### GOAL
Can you copy out every one of the records below word for word, leaving out the pictures?

### Annotated region listings
_ _ _ _ _ _ _

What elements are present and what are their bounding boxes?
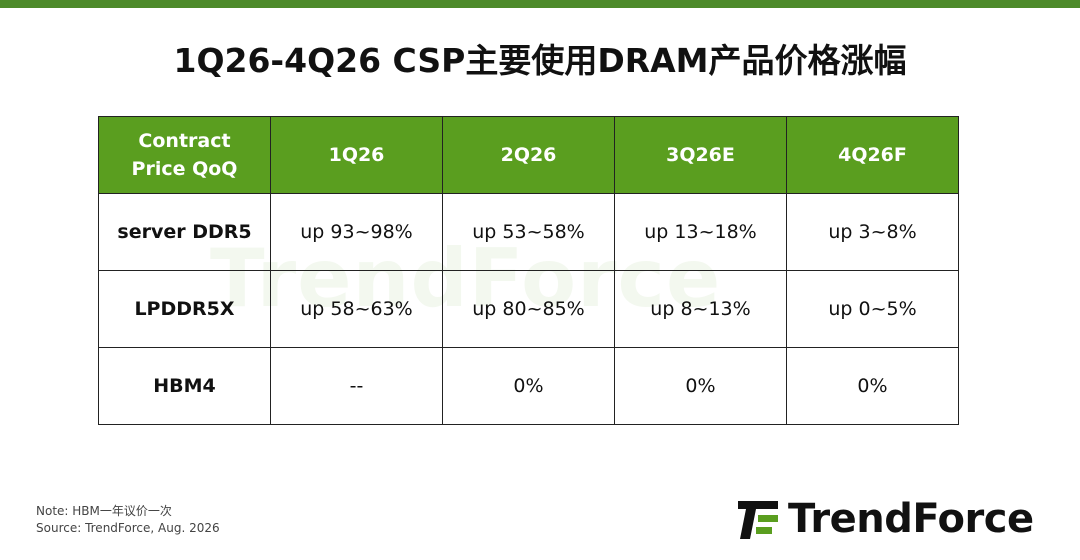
table-row: LPDDR5X up 58~63% up 80~85% up 8~13% up 0~5% — [98, 270, 959, 348]
cell: up 0~5% — [786, 270, 959, 348]
logo-icon — [738, 501, 778, 539]
column-header: 3Q26E — [614, 116, 787, 194]
row-header: server DDR5 — [98, 193, 271, 271]
column-header: 2Q26 — [442, 116, 615, 194]
price-table: Contract Price QoQ 1Q26 2Q26 3Q26E 4Q26F serv… — [98, 116, 959, 425]
cell: up 58~63% — [270, 270, 443, 348]
logo: TrendForce — [736, 494, 1034, 544]
cell: up 93~98% — [270, 193, 443, 271]
title: 1Q26-4Q26 CSP主要使用DRAM产品价格涨幅 — [173, 41, 907, 80]
cell: up 3~8% — [786, 193, 959, 271]
note: Note: HBM一年议价一次 — [36, 504, 172, 518]
cell: 0% — [614, 347, 787, 425]
row-header: HBM4 — [98, 347, 271, 425]
row-header: LPDDR5X — [98, 270, 271, 348]
source: Source: TrendForce, Aug. 2026 — [36, 521, 220, 535]
cell: up 13~18% — [614, 193, 787, 271]
header-row: Contract Price QoQ 1Q26 2Q26 3Q26E 4Q26F — [98, 116, 959, 194]
cell: 0% — [442, 347, 615, 425]
table-row: HBM4 -- 0% 0% 0% — [98, 347, 959, 425]
column-header: Contract Price QoQ — [98, 116, 271, 194]
logo-text: TrendForce — [788, 496, 1034, 542]
column-header: 1Q26 — [270, 116, 443, 194]
cell: up 53~58% — [442, 193, 615, 271]
top-bar — [0, 0, 1080, 8]
cell: -- — [270, 347, 443, 425]
cell: up 80~85% — [442, 270, 615, 348]
cell: up 8~13% — [614, 270, 787, 348]
column-header: 4Q26F — [786, 116, 959, 194]
cell: 0% — [786, 347, 959, 425]
table-row: server DDR5 up 93~98% up 53~58% up 13~18% up… — [98, 193, 959, 271]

_ _ _ _ _ _ _

### TASK RESULT
What elements are present and what are their bounding boxes?
table-row: LPDDR5X up 58~63% up 80~85% up 8~13% up 0~5% — [98, 270, 959, 348]
cell: up 0~5% — [786, 270, 959, 348]
logo-icon — [738, 501, 778, 539]
column-header: 3Q26E — [614, 116, 787, 194]
row-header: server DDR5 — [98, 193, 271, 271]
column-header: 2Q26 — [442, 116, 615, 194]
price-table: Contract Price QoQ 1Q26 2Q26 3Q26E 4Q26F serv… — [98, 116, 959, 425]
cell: up 58~63% — [270, 270, 443, 348]
logo: TrendForce — [736, 494, 1034, 544]
cell: up 93~98% — [270, 193, 443, 271]
title: 1Q26-4Q26 CSP主要使用DRAM产品价格涨幅 — [173, 41, 907, 80]
cell: up 3~8% — [786, 193, 959, 271]
note: Note: HBM一年议价一次 — [36, 504, 172, 518]
cell: 0% — [614, 347, 787, 425]
row-header: HBM4 — [98, 347, 271, 425]
row-header: LPDDR5X — [98, 270, 271, 348]
source: Source: TrendForce, Aug. 2026 — [36, 521, 220, 535]
cell: up 13~18% — [614, 193, 787, 271]
header-row: Contract Price QoQ 1Q26 2Q26 3Q26E 4Q26F — [98, 116, 959, 194]
cell: 0% — [442, 347, 615, 425]
table-row: HBM4 -- 0% 0% 0% — [98, 347, 959, 425]
column-header: Contract Price QoQ — [98, 116, 271, 194]
logo-text: TrendForce — [788, 496, 1034, 542]
column-header: 1Q26 — [270, 116, 443, 194]
cell: up 53~58% — [442, 193, 615, 271]
top-bar — [0, 0, 1080, 8]
cell: -- — [270, 347, 443, 425]
cell: up 80~85% — [442, 270, 615, 348]
cell: up 8~13% — [614, 270, 787, 348]
column-header: 4Q26F — [786, 116, 959, 194]
cell: 0% — [786, 347, 959, 425]
table-row: server DDR5 up 93~98% up 53~58% up 13~18% up… — [98, 193, 959, 271]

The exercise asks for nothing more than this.